→ **Exercise instructions**: Go through the listing beneath this task and return every line that carries the string "heading".

Data records
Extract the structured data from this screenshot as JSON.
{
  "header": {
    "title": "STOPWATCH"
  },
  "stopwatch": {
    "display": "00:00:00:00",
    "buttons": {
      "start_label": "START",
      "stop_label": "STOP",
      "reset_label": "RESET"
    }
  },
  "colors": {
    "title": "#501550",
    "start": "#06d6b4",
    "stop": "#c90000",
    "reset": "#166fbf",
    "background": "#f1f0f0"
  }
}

* * *

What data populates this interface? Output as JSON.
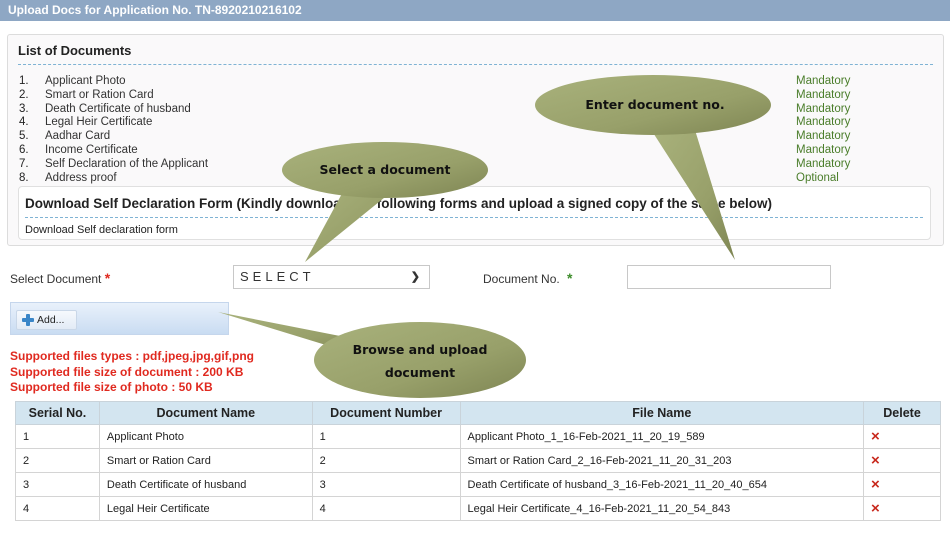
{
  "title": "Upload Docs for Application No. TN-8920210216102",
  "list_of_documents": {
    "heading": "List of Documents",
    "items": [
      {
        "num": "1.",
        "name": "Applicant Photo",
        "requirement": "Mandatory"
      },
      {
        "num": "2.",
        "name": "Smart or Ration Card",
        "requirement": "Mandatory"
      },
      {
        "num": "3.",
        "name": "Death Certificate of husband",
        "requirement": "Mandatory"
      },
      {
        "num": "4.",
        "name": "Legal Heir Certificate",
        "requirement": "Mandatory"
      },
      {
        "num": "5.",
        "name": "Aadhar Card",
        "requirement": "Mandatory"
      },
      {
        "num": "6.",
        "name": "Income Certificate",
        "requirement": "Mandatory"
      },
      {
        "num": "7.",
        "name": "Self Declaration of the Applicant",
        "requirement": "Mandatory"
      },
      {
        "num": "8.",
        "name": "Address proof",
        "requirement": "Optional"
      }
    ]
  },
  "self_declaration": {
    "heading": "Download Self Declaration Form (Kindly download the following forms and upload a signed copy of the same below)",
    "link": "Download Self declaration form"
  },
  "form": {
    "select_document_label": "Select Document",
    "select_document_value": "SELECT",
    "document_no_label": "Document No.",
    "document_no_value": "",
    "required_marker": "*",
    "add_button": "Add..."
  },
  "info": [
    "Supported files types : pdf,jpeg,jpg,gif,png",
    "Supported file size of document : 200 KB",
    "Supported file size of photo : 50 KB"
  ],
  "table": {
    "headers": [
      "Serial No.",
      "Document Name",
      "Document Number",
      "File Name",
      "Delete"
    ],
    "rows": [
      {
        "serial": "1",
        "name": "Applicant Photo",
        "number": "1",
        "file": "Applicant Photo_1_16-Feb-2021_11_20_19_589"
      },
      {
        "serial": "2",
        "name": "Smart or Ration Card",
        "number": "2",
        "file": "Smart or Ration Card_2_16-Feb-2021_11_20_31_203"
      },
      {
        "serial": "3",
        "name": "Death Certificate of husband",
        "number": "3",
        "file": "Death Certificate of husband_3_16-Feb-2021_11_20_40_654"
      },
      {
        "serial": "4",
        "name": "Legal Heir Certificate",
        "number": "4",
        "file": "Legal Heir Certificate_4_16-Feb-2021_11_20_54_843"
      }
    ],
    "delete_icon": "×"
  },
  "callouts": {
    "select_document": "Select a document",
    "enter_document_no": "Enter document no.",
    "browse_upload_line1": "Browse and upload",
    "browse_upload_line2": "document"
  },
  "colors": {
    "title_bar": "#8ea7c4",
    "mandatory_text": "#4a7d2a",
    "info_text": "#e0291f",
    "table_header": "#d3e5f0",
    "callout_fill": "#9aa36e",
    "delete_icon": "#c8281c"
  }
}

→ **Solution for this exercise**:
    "heading": "List of Documents",
    "heading": "Download Self Declaration Form (Kindly download the following forms and upload a signed copy of the same below)",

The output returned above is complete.